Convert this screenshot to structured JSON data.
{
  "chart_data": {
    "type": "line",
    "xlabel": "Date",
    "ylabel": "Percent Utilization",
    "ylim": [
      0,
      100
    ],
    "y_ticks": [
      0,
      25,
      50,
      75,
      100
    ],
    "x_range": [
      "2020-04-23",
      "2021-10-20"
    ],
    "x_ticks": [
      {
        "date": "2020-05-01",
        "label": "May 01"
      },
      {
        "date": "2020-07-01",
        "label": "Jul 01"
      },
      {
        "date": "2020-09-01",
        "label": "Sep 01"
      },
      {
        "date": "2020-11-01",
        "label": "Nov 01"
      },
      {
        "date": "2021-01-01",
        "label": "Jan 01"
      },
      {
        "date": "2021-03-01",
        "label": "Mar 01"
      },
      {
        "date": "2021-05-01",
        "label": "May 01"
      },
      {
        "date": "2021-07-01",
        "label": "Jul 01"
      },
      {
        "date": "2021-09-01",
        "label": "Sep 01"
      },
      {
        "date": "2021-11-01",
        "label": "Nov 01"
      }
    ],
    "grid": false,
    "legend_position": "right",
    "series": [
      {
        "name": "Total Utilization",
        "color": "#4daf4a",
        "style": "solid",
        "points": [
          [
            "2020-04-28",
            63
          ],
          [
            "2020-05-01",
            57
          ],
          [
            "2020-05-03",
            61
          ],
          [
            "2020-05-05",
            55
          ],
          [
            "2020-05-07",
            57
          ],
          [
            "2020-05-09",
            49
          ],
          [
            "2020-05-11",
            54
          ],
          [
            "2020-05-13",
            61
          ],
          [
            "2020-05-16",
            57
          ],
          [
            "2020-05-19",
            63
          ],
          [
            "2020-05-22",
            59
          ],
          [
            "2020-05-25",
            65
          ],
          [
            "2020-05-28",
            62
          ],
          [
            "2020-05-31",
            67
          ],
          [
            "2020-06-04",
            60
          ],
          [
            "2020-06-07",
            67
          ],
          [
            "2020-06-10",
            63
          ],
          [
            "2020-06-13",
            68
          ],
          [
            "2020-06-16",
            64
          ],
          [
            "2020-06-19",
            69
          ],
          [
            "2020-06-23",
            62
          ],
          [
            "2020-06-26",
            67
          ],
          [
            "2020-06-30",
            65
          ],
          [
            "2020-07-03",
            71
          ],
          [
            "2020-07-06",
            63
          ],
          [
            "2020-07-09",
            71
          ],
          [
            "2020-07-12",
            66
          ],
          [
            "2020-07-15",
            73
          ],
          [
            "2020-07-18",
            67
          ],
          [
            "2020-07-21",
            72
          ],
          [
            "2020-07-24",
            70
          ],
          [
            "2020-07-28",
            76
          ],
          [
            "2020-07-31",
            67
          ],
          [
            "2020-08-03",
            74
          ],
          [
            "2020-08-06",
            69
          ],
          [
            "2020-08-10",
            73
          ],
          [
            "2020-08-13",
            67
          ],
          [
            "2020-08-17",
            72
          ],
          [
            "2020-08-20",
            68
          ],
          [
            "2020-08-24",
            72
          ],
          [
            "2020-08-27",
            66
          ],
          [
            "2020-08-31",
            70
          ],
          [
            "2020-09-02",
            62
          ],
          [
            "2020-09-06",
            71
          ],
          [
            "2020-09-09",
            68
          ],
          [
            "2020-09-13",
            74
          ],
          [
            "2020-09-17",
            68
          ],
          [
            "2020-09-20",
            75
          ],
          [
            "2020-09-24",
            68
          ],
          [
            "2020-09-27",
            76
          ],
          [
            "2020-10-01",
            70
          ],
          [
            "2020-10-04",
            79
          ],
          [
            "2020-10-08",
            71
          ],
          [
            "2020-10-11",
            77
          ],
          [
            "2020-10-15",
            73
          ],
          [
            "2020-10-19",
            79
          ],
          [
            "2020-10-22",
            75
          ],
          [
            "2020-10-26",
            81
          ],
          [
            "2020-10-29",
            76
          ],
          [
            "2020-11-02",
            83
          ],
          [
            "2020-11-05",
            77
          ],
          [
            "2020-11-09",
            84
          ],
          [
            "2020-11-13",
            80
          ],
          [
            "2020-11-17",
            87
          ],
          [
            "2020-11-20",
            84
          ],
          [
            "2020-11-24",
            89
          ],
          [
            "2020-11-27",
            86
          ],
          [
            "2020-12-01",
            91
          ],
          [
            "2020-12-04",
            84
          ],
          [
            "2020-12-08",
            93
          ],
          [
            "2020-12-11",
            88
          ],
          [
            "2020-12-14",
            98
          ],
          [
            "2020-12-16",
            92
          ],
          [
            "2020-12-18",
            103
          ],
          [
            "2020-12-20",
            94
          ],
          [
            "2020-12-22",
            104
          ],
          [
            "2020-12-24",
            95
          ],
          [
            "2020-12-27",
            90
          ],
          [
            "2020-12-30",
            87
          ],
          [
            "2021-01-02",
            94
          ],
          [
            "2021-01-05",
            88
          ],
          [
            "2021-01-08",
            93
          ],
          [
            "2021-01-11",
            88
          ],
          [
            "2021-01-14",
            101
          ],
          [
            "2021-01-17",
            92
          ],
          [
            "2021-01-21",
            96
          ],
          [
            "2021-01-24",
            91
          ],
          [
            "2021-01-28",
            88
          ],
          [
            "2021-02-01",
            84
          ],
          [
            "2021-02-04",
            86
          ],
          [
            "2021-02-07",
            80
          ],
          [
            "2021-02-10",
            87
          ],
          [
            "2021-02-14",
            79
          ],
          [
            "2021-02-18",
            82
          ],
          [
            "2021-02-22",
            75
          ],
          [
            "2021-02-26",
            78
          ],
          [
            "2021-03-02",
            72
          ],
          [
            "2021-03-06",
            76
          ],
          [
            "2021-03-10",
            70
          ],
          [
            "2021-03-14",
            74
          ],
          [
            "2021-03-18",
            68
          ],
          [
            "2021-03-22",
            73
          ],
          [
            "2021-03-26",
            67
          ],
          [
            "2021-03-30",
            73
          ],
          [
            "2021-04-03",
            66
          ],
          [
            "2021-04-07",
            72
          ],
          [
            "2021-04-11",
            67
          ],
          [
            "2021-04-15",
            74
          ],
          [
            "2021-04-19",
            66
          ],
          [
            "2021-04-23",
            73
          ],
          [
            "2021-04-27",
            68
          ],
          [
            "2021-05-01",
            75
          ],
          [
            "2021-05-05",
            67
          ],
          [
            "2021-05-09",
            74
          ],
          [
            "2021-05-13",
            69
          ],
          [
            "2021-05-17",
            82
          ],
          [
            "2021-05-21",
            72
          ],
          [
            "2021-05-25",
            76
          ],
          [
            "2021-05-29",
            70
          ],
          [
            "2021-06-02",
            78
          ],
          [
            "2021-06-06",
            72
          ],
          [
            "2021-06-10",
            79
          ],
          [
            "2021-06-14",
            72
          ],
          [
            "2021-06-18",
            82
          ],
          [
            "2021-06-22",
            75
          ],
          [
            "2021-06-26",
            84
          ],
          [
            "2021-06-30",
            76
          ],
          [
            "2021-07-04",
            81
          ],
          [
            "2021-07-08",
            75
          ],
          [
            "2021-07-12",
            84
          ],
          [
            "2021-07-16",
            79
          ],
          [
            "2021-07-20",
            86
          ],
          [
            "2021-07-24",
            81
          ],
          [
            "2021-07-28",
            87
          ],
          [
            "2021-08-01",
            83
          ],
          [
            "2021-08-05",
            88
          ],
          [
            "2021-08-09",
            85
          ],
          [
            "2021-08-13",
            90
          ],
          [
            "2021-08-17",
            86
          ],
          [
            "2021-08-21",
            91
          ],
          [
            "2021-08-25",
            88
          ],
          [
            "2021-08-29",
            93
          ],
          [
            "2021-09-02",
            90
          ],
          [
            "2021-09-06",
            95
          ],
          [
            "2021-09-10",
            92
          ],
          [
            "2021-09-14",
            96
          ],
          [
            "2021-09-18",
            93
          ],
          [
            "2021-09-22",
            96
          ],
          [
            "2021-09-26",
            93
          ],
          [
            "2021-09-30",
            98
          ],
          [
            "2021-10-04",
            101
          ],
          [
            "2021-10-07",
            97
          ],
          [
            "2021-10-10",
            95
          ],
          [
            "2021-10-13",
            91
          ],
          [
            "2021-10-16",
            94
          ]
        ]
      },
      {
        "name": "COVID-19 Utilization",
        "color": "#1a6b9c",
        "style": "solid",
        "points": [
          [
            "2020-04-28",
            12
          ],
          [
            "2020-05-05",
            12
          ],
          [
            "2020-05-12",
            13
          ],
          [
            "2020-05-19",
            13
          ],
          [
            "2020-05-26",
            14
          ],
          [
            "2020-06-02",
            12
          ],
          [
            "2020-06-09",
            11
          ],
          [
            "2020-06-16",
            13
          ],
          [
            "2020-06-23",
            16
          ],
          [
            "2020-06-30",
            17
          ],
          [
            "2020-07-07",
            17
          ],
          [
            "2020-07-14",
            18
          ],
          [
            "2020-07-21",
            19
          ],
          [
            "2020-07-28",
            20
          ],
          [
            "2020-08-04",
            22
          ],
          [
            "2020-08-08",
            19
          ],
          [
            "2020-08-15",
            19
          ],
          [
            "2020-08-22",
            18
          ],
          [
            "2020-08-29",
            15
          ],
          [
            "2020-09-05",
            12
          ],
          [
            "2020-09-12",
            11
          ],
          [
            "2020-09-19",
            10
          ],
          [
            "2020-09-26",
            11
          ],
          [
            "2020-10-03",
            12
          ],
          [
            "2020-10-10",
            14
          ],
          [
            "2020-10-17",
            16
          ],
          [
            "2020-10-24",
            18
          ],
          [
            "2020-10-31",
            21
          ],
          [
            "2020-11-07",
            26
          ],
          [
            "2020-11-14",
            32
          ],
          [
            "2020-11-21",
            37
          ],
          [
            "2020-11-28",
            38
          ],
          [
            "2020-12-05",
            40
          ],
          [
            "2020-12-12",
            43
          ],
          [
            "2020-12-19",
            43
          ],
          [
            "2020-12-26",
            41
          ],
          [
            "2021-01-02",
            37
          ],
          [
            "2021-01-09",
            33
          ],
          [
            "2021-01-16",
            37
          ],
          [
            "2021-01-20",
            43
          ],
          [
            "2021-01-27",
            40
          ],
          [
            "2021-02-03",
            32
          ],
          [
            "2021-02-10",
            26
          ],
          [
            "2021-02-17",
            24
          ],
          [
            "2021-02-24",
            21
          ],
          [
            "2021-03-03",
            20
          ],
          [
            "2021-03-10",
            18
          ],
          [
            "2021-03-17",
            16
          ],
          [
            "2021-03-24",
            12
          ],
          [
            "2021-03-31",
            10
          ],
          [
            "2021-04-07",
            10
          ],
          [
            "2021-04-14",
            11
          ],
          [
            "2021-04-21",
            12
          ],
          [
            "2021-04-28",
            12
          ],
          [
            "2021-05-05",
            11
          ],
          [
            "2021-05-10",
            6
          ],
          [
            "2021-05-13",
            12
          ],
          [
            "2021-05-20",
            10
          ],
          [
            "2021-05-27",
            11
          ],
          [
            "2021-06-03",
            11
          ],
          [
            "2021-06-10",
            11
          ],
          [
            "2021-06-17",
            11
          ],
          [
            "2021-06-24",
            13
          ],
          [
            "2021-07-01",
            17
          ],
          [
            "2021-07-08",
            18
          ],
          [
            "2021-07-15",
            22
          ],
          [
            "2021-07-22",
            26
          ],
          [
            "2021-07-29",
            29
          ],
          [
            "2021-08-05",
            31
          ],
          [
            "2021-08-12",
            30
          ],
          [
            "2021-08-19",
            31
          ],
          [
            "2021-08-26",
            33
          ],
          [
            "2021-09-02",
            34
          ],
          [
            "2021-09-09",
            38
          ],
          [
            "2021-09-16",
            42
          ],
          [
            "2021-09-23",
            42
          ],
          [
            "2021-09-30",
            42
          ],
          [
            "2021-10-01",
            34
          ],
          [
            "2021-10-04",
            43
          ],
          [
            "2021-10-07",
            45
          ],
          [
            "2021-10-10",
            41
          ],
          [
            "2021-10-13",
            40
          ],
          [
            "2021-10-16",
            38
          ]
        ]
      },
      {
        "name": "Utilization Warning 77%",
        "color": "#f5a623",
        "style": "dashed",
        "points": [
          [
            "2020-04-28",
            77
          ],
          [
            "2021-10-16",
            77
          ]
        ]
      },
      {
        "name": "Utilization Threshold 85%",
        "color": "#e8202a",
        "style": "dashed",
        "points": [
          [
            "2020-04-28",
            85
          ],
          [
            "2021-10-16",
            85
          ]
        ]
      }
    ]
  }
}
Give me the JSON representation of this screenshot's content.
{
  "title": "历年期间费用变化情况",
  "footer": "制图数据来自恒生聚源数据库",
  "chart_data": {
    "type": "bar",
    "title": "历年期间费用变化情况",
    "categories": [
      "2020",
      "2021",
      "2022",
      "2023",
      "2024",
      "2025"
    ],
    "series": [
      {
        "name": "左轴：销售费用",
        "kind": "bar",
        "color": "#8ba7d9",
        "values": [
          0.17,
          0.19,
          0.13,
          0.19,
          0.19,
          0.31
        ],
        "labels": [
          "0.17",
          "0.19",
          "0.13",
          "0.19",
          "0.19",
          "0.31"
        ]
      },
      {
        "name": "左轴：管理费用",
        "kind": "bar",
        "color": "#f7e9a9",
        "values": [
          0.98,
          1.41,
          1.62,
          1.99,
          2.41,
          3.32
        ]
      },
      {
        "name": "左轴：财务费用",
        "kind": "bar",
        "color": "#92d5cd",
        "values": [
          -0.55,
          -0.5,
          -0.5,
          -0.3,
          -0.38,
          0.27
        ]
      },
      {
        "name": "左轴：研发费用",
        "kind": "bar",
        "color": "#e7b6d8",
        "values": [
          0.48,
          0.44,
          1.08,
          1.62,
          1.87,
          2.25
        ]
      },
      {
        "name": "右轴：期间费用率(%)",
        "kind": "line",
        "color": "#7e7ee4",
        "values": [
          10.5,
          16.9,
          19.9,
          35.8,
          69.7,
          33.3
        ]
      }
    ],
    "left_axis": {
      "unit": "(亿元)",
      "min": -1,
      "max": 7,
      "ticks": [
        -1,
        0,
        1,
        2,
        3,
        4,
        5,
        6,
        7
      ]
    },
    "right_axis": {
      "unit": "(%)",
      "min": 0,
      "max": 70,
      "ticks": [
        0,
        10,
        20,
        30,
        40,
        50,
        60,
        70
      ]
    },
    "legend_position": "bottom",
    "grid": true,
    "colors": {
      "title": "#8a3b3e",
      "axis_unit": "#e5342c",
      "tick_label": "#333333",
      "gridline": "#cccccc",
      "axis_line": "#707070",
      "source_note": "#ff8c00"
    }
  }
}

◆ ◆ ◆ ◆ ◆

**Task**
Search the entries for the string "screenshot" and collect each line that has it.

**Solution to the exercise**
Convert this screenshot to structured JSON data.
Give me the JSON representation of this screenshot's content.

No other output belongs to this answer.